### WORK TO COMPLETE
Output all records precisely as written.

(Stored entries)
·····

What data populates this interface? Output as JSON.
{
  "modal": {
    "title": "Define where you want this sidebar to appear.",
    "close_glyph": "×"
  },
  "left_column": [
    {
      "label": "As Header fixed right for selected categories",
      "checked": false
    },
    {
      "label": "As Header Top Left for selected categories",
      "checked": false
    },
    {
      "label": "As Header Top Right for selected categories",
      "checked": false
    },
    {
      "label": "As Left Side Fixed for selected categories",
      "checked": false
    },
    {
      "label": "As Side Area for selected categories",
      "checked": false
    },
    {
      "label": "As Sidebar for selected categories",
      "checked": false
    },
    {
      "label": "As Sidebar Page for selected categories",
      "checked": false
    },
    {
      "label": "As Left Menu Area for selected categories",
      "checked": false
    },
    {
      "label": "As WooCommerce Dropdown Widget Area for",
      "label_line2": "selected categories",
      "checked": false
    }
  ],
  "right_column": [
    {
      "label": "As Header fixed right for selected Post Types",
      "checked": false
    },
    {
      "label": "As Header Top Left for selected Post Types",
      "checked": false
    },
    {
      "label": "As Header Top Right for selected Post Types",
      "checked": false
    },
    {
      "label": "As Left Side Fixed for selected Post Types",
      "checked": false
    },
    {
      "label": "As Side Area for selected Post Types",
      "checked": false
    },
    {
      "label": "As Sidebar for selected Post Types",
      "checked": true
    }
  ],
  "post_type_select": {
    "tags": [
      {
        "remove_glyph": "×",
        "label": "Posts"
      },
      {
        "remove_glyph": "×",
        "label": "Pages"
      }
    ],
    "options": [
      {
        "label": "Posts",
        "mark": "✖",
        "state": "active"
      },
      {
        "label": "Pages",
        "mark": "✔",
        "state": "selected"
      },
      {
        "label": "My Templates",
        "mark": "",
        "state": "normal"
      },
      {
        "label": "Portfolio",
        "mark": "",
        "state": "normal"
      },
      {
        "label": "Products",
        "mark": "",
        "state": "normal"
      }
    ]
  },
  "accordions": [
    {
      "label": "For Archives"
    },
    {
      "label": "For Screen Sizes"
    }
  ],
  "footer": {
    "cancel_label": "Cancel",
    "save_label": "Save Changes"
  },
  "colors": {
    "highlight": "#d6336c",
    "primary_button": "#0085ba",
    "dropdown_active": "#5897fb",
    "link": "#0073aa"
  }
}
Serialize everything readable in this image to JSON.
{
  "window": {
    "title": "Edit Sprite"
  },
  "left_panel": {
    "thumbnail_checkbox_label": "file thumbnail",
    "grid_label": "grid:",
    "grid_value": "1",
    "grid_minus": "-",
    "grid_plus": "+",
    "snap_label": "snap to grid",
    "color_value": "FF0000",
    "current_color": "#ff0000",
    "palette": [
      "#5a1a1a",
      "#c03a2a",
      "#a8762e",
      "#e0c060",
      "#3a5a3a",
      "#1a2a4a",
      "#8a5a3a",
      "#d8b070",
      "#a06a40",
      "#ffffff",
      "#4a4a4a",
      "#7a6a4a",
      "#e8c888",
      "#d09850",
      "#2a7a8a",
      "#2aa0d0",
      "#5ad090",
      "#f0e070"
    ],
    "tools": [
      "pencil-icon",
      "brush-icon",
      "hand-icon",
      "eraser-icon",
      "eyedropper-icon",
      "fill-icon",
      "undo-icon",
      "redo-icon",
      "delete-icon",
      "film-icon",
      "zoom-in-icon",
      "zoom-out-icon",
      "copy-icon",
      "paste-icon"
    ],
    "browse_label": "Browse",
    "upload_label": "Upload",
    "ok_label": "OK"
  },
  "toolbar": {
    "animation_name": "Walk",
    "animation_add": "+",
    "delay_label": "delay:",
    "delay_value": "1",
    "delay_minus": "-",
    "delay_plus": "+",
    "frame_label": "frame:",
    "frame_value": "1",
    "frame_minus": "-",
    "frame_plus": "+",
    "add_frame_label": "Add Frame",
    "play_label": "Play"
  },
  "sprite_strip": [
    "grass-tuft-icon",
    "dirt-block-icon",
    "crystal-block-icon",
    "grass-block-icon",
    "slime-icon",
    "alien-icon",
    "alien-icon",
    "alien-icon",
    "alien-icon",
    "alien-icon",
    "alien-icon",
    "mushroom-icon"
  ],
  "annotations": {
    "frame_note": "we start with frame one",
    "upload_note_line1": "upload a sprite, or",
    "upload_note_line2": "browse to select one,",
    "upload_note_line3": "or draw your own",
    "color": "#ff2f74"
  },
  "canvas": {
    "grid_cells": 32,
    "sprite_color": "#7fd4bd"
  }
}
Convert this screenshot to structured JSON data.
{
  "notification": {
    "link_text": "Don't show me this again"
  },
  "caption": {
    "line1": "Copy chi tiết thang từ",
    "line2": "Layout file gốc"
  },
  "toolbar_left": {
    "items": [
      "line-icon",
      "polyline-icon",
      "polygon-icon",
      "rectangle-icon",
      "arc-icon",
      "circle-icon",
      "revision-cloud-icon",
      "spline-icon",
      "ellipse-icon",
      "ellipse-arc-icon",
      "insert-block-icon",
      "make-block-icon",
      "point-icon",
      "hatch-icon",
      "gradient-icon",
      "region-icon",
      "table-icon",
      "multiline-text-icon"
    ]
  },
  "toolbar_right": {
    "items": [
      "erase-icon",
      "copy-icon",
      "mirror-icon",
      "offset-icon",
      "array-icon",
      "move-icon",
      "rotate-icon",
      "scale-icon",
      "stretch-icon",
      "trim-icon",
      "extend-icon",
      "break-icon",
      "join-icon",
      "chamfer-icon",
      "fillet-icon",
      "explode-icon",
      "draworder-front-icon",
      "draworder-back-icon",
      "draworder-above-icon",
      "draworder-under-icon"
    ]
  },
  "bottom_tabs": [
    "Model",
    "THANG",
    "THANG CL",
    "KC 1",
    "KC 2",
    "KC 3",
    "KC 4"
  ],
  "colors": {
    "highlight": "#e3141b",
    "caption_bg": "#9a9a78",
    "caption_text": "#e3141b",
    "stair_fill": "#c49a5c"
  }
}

·····

### EXERCISE RESPONSE
What data populates this interface? Output as JSON.
{
  "modal": {
    "title": "Define where you want this sidebar to appear.",
    "close_glyph": "×"
  },
  "left_column": [
    {
      "label": "As Header fixed right for selected categories",
      "checked": false
    },
    {
      "label": "As Header Top Left for selected categories",
      "checked": false
    },
    {
      "label": "As Header Top Right for selected categories",
      "checked": false
    },
    {
      "label": "As Left Side Fixed for selected categories",
      "checked": false
    },
    {
      "label": "As Side Area for selected categories",
      "checked": false
    },
    {
      "label": "As Sidebar for selected categories",
      "checked": false
    },
    {
      "label": "As Sidebar Page for selected categories",
      "checked": false
    },
    {
      "label": "As Left Menu Area for selected categories",
      "checked": false
    },
    {
      "label": "As WooCommerce Dropdown Widget Area for",
      "label_line2": "selected categories",
      "checked": false
    }
  ],
  "right_column": [
    {
      "label": "As Header fixed right for selected Post Types",
      "checked": false
    },
    {
      "label": "As Header Top Left for selected Post Types",
      "checked": false
    },
    {
      "label": "As Header Top Right for selected Post Types",
      "checked": false
    },
    {
      "label": "As Left Side Fixed for selected Post Types",
      "checked": false
    },
    {
      "label": "As Side Area for selected Post Types",
      "checked": false
    },
    {
      "label": "As Sidebar for selected Post Types",
      "checked": true
    }
  ],
  "post_type_select": {
    "tags": [
      {
        "remove_glyph": "×",
        "label": "Posts"
      },
      {
        "remove_glyph": "×",
        "label": "Pages"
      }
    ],
    "options": [
      {
        "label": "Posts",
        "mark": "✖",
        "state": "active"
      },
      {
        "label": "Pages",
        "mark": "✔",
        "state": "selected"
      },
      {
        "label": "My Templates",
        "mark": "",
        "state": "normal"
      },
      {
        "label": "Portfolio",
        "mark": "",
        "state": "normal"
      },
      {
        "label": "Products",
        "mark": "",
        "state": "normal"
      }
    ]
  },
  "accordions": [
    {
      "label": "For Archives"
    },
    {
      "label": "For Screen Sizes"
    }
  ],
  "footer": {
    "cancel_label": "Cancel",
    "save_label": "Save Changes"
  },
  "colors": {
    "highlight": "#d6336c",
    "primary_button": "#0085ba",
    "dropdown_active": "#5897fb",
    "link": "#0073aa"
  }
}
Serialize everything readable in this image to JSON.
{
  "window": {
    "title": "Edit Sprite"
  },
  "left_panel": {
    "thumbnail_checkbox_label": "file thumbnail",
    "grid_label": "grid:",
    "grid_value": "1",
    "grid_minus": "-",
    "grid_plus": "+",
    "snap_label": "snap to grid",
    "color_value": "FF0000",
    "current_color": "#ff0000",
    "palette": [
      "#5a1a1a",
      "#c03a2a",
      "#a8762e",
      "#e0c060",
      "#3a5a3a",
      "#1a2a4a",
      "#8a5a3a",
      "#d8b070",
      "#a06a40",
      "#ffffff",
      "#4a4a4a",
      "#7a6a4a",
      "#e8c888",
      "#d09850",
      "#2a7a8a",
      "#2aa0d0",
      "#5ad090",
      "#f0e070"
    ],
    "tools": [
      "pencil-icon",
      "brush-icon",
      "hand-icon",
      "eraser-icon",
      "eyedropper-icon",
      "fill-icon",
      "undo-icon",
      "redo-icon",
      "delete-icon",
      "film-icon",
      "zoom-in-icon",
      "zoom-out-icon",
      "copy-icon",
      "paste-icon"
    ],
    "browse_label": "Browse",
    "upload_label": "Upload",
    "ok_label": "OK"
  },
  "toolbar": {
    "animation_name": "Walk",
    "animation_add": "+",
    "delay_label": "delay:",
    "delay_value": "1",
    "delay_minus": "-",
    "delay_plus": "+",
    "frame_label": "frame:",
    "frame_value": "1",
    "frame_minus": "-",
    "frame_plus": "+",
    "add_frame_label": "Add Frame",
    "play_label": "Play"
  },
  "sprite_strip": [
    "grass-tuft-icon",
    "dirt-block-icon",
    "crystal-block-icon",
    "grass-block-icon",
    "slime-icon",
    "alien-icon",
    "alien-icon",
    "alien-icon",
    "alien-icon",
    "alien-icon",
    "alien-icon",
    "mushroom-icon"
  ],
  "annotations": {
    "frame_note": "we start with frame one",
    "upload_note_line1": "upload a sprite, or",
    "upload_note_line2": "browse to select one,",
    "upload_note_line3": "or draw your own",
    "color": "#ff2f74"
  },
  "canvas": {
    "grid_cells": 32,
    "sprite_color": "#7fd4bd"
  }
}
Convert this screenshot to structured JSON data.
{
  "notification": {
    "link_text": "Don't show me this again"
  },
  "caption": {
    "line1": "Copy chi tiết thang từ",
    "line2": "Layout file gốc"
  },
  "toolbar_left": {
    "items": [
      "line-icon",
      "polyline-icon",
      "polygon-icon",
      "rectangle-icon",
      "arc-icon",
      "circle-icon",
      "revision-cloud-icon",
      "spline-icon",
      "ellipse-icon",
      "ellipse-arc-icon",
      "insert-block-icon",
      "make-block-icon",
      "point-icon",
      "hatch-icon",
      "gradient-icon",
      "region-icon",
      "table-icon",
      "multiline-text-icon"
    ]
  },
  "toolbar_right": {
    "items": [
      "erase-icon",
      "copy-icon",
      "mirror-icon",
      "offset-icon",
      "array-icon",
      "move-icon",
      "rotate-icon",
      "scale-icon",
      "stretch-icon",
      "trim-icon",
      "extend-icon",
      "break-icon",
      "join-icon",
      "chamfer-icon",
      "fillet-icon",
      "explode-icon",
      "draworder-front-icon",
      "draworder-back-icon",
      "draworder-above-icon",
      "draworder-under-icon"
    ]
  },
  "bottom_tabs": [
    "Model",
    "THANG",
    "THANG CL",
    "KC 1",
    "KC 2",
    "KC 3",
    "KC 4"
  ],
  "colors": {
    "highlight": "#e3141b",
    "caption_bg": "#9a9a78",
    "caption_text": "#e3141b",
    "stair_fill": "#c49a5c"
  }
}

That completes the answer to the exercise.